Look through the material and tally each line bearing the word "bottom". Give only the total.

[Dataset records]

+++

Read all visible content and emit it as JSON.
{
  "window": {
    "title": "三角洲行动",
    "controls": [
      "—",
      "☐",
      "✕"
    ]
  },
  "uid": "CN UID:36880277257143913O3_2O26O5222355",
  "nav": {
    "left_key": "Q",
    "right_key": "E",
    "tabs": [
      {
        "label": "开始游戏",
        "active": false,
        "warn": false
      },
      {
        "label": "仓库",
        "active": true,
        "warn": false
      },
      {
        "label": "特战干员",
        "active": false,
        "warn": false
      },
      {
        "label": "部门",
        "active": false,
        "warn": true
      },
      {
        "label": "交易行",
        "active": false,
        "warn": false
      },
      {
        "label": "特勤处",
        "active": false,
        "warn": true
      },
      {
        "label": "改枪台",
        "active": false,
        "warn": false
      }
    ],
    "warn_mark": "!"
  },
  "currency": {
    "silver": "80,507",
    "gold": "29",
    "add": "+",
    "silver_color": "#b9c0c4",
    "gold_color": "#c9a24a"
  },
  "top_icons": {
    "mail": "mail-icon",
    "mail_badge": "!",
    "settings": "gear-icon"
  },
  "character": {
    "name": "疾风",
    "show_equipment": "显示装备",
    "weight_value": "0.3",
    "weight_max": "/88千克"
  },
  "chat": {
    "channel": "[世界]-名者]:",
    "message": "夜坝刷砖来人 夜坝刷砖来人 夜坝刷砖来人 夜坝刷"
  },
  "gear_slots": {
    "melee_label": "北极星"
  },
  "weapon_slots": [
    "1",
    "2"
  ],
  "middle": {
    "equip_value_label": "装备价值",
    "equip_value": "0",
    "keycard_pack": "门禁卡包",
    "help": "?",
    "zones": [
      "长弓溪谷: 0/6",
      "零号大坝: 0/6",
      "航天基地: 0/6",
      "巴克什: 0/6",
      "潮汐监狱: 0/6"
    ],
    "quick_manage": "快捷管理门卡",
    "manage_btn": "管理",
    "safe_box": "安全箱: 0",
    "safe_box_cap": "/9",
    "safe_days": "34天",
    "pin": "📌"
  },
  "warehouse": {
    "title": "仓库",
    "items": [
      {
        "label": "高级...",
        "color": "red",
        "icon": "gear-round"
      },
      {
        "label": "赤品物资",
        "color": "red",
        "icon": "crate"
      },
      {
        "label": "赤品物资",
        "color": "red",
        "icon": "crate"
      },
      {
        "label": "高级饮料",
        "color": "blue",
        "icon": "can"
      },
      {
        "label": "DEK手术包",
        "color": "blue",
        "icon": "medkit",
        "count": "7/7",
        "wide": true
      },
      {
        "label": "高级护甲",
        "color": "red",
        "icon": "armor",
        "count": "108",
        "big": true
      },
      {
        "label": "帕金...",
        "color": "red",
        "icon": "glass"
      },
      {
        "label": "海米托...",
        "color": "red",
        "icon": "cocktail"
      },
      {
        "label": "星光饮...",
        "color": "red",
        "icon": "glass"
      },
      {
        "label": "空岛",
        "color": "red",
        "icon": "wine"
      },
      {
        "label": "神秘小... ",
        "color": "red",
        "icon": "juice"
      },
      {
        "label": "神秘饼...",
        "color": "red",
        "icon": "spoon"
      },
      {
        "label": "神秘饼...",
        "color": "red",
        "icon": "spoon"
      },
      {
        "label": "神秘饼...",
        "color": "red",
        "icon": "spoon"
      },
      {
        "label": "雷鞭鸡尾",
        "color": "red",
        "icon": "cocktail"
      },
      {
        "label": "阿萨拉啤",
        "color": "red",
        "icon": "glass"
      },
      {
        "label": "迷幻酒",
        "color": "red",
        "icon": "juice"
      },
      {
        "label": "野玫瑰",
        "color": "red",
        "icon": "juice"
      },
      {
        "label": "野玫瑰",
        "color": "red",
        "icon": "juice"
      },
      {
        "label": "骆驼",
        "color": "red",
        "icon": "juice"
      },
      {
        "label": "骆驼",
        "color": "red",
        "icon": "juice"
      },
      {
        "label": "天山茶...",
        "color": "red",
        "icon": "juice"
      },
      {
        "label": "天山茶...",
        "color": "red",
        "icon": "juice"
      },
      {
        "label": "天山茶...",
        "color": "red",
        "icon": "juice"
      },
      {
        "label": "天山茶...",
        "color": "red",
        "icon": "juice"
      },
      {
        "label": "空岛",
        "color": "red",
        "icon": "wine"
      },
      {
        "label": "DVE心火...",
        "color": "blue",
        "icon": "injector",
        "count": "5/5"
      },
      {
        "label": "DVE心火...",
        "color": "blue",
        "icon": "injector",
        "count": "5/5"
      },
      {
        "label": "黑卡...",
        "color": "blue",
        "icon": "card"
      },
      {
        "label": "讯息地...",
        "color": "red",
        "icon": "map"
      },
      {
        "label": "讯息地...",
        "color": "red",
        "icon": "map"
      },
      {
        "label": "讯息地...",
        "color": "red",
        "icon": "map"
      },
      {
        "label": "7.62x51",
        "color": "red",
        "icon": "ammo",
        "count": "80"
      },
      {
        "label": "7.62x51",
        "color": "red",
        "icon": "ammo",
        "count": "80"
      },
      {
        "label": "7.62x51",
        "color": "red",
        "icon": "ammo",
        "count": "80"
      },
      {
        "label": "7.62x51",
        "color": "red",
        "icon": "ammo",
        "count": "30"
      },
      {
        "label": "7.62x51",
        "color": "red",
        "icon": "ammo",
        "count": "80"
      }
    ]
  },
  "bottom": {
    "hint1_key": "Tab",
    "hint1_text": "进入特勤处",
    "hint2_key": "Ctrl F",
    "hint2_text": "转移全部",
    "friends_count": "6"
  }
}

+++

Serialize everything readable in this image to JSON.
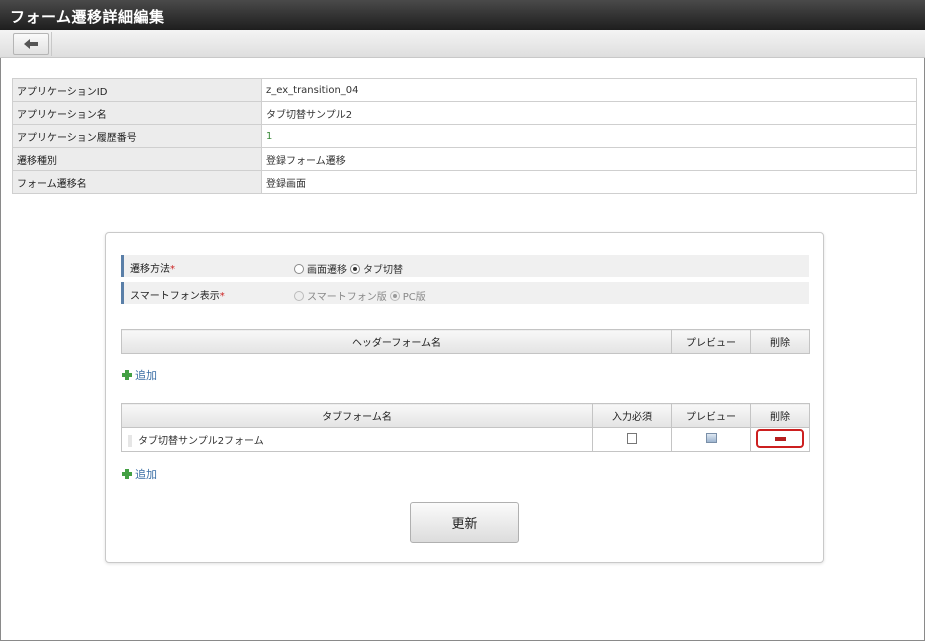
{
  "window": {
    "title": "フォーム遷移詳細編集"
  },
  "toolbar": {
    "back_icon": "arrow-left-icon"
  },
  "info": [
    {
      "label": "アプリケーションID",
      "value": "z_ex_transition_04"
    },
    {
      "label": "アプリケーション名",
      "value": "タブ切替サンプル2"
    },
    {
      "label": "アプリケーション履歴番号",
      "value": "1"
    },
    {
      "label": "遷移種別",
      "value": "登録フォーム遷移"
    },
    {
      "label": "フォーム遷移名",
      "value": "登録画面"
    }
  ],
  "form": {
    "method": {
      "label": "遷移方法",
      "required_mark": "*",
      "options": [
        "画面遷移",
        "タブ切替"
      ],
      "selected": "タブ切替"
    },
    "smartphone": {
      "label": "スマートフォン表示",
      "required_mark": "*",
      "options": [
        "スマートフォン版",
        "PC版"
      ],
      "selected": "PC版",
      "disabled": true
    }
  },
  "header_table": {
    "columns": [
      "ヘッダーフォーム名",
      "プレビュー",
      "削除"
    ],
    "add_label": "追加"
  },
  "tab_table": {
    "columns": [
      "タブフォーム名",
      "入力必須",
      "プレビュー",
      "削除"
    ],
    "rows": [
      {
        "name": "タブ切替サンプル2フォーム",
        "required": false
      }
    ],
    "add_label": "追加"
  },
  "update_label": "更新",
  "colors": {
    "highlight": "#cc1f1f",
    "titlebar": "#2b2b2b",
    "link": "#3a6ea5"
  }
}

+++

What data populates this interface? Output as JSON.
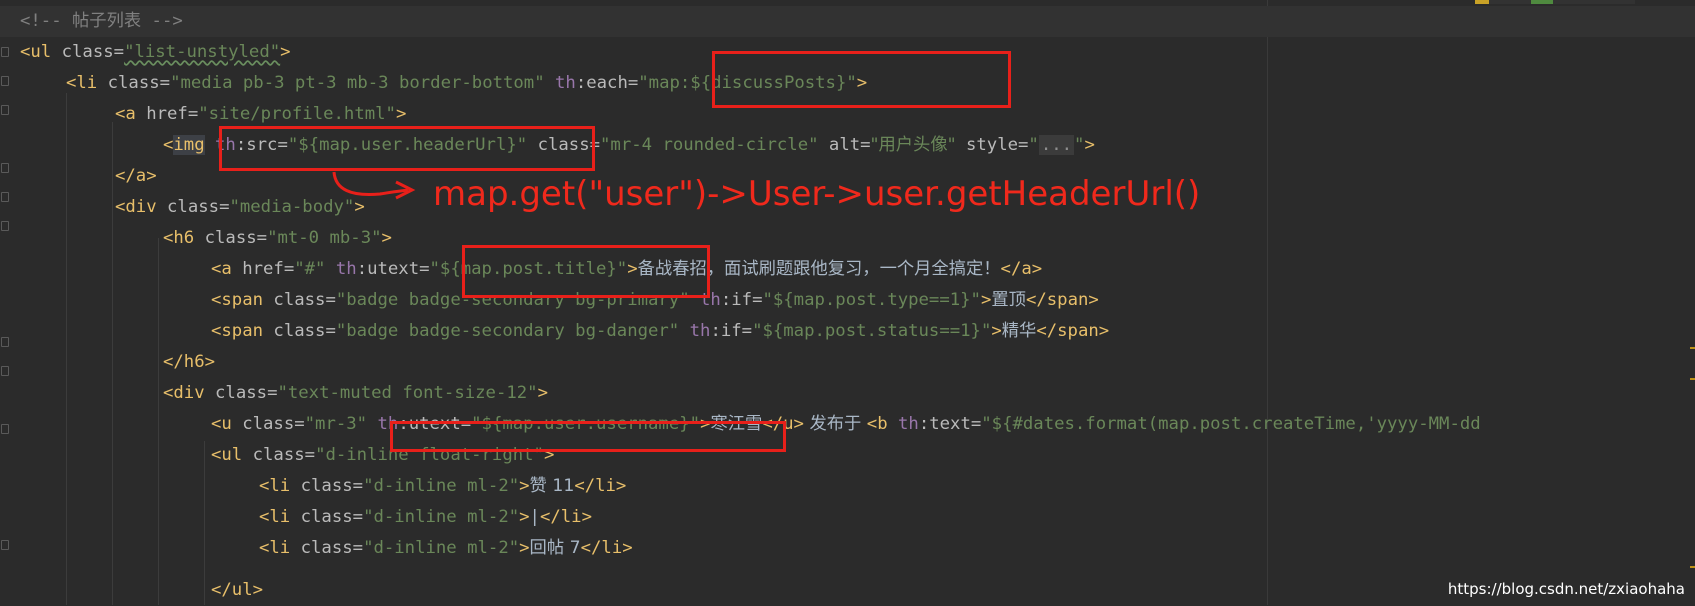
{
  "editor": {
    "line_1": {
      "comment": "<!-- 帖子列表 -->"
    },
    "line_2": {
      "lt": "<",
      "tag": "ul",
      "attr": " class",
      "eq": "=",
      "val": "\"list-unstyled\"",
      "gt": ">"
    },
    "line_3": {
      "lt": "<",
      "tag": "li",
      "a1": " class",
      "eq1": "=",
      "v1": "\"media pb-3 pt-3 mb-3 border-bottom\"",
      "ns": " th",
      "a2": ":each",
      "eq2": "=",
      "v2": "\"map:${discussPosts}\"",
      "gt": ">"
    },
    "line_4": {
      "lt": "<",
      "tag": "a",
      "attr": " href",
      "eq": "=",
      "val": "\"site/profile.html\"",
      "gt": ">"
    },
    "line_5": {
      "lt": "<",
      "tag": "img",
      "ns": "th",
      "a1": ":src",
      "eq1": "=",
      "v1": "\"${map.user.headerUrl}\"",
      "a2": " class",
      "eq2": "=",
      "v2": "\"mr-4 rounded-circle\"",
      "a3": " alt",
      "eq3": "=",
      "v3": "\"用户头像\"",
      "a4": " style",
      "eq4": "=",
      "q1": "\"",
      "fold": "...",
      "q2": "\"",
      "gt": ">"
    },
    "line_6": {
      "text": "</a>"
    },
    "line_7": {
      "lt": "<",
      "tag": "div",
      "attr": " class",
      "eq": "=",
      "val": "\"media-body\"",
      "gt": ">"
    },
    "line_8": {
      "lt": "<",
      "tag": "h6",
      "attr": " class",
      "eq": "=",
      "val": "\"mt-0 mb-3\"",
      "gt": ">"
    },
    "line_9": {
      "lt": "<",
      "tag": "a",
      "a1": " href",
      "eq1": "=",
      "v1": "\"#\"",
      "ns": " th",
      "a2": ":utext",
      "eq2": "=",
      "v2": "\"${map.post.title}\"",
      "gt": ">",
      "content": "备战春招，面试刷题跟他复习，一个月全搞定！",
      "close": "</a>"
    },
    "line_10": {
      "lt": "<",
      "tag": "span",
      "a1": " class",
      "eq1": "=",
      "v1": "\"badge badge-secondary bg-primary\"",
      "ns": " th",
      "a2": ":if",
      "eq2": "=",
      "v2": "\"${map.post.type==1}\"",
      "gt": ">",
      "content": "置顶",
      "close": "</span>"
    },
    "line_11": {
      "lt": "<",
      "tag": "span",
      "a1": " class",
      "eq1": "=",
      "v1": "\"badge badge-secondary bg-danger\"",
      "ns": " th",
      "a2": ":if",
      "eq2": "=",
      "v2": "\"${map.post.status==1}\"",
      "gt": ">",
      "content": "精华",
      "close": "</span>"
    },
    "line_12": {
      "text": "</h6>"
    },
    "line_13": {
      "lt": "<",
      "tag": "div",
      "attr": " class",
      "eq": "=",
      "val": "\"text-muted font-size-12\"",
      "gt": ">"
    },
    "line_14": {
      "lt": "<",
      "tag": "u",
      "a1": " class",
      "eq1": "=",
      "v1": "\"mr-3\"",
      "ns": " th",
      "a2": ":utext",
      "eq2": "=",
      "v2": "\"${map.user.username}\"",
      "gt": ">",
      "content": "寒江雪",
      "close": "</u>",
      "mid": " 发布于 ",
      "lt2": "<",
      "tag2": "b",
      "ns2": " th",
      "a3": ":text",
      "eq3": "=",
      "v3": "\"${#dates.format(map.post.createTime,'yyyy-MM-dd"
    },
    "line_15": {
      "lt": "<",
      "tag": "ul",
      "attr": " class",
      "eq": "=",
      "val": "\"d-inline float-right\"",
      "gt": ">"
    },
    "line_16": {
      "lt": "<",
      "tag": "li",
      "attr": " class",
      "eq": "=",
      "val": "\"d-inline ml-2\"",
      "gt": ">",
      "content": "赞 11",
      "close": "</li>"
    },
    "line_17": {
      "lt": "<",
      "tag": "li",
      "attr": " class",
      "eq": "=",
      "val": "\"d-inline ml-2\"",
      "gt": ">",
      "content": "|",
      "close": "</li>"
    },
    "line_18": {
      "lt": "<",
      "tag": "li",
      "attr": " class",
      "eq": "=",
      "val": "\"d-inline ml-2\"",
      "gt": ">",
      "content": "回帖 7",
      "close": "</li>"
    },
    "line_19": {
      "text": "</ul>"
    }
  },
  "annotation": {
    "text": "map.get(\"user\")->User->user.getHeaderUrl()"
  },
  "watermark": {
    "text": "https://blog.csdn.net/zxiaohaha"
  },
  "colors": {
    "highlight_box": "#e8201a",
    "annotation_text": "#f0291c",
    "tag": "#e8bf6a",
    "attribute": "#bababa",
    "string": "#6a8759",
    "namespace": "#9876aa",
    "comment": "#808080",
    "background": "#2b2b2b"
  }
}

+++

### Solution to the problem
2